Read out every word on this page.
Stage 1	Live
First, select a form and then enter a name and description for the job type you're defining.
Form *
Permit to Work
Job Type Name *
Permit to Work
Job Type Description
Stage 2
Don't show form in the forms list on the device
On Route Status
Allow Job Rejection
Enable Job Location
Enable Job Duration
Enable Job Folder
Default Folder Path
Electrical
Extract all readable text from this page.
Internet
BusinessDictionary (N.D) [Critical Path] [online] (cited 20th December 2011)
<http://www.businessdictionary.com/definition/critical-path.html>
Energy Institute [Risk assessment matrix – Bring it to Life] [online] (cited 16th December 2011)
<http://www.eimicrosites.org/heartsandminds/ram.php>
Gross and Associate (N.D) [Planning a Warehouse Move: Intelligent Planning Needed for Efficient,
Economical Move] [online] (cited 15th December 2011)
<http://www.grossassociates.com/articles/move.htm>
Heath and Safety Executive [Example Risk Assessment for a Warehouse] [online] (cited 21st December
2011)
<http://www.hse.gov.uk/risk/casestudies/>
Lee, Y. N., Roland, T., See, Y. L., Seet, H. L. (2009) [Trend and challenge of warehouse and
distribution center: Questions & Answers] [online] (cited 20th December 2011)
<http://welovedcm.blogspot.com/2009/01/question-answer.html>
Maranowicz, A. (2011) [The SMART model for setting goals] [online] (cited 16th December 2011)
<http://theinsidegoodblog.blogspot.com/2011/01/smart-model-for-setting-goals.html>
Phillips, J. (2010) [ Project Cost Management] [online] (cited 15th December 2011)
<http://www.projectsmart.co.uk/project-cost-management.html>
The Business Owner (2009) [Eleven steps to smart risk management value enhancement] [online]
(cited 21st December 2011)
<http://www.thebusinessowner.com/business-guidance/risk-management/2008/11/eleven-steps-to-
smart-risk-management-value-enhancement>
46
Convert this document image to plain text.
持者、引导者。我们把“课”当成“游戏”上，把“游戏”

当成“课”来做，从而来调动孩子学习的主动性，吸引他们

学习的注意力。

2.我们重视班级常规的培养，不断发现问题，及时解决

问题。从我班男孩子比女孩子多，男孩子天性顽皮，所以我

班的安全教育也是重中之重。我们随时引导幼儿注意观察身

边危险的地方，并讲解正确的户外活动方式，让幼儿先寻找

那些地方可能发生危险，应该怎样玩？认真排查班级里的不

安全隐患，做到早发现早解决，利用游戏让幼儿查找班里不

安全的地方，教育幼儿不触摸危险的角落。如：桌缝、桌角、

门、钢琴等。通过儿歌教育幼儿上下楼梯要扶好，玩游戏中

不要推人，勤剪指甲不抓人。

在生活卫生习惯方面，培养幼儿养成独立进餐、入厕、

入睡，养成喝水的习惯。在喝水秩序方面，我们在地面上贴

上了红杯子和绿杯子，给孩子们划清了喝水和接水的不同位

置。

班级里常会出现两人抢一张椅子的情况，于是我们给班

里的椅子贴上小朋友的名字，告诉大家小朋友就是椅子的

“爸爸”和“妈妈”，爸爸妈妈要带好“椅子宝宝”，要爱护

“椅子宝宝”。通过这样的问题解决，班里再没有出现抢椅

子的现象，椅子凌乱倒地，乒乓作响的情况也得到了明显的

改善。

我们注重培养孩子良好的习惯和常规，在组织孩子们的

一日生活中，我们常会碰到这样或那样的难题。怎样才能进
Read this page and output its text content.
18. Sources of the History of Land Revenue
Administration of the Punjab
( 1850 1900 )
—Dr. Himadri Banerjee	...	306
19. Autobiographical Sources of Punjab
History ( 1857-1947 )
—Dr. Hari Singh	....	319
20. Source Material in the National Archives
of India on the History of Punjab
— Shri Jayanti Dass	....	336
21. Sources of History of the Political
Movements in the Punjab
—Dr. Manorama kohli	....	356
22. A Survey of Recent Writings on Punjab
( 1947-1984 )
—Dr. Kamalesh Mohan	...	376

_ _ _

-- Exercise brief --
Look through the entries above for the word "page". Copy every line where it shows up.

-- Answer to this task --
Read out every word on this page.
Extract all readable text from this page.
Read this page and output its text content.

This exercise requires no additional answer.